SHORT PROBLEM
Give the number of lines in this listing that contain "Question", with no other words.

===

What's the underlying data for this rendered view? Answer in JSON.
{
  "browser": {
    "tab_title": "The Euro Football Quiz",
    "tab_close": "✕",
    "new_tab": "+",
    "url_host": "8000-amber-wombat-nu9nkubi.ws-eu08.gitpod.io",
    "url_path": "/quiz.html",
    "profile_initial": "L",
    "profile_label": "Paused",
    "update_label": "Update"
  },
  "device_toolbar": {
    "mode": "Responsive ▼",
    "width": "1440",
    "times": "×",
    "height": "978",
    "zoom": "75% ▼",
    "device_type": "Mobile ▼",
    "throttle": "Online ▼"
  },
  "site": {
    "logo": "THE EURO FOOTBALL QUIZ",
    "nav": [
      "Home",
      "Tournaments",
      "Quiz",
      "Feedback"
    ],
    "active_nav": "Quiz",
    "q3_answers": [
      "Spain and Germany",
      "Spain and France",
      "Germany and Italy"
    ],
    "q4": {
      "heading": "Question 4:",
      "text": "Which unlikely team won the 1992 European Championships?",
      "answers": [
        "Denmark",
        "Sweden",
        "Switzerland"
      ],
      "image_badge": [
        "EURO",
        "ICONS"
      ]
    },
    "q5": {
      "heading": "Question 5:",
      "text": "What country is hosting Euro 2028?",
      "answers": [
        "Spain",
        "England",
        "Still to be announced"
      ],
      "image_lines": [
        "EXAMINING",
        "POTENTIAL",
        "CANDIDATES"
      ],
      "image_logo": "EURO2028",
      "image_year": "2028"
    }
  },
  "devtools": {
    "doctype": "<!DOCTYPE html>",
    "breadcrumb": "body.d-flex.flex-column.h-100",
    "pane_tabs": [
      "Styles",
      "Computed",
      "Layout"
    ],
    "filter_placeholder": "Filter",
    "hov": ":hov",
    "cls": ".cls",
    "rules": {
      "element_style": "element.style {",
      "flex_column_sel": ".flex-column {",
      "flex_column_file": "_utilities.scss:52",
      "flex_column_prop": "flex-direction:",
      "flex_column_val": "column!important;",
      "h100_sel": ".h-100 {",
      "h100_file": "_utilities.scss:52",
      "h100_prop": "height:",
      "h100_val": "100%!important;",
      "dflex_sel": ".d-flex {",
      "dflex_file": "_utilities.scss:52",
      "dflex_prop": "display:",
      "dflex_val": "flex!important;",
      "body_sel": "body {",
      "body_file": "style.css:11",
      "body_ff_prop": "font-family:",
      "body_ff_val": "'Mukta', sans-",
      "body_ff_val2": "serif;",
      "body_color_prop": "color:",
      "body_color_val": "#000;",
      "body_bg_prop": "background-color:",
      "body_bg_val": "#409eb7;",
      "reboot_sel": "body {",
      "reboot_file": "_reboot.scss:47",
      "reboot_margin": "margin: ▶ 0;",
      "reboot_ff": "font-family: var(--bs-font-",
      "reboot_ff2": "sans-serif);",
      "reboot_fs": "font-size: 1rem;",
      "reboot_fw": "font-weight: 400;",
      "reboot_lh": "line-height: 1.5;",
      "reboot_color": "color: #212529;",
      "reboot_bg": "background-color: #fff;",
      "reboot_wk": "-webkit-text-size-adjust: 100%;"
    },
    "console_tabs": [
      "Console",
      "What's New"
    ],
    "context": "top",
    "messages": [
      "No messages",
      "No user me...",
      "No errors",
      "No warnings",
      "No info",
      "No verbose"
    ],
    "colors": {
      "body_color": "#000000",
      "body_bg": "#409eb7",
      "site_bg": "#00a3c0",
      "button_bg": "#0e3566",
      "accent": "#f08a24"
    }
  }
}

===

ANSWER TO THE TASK
2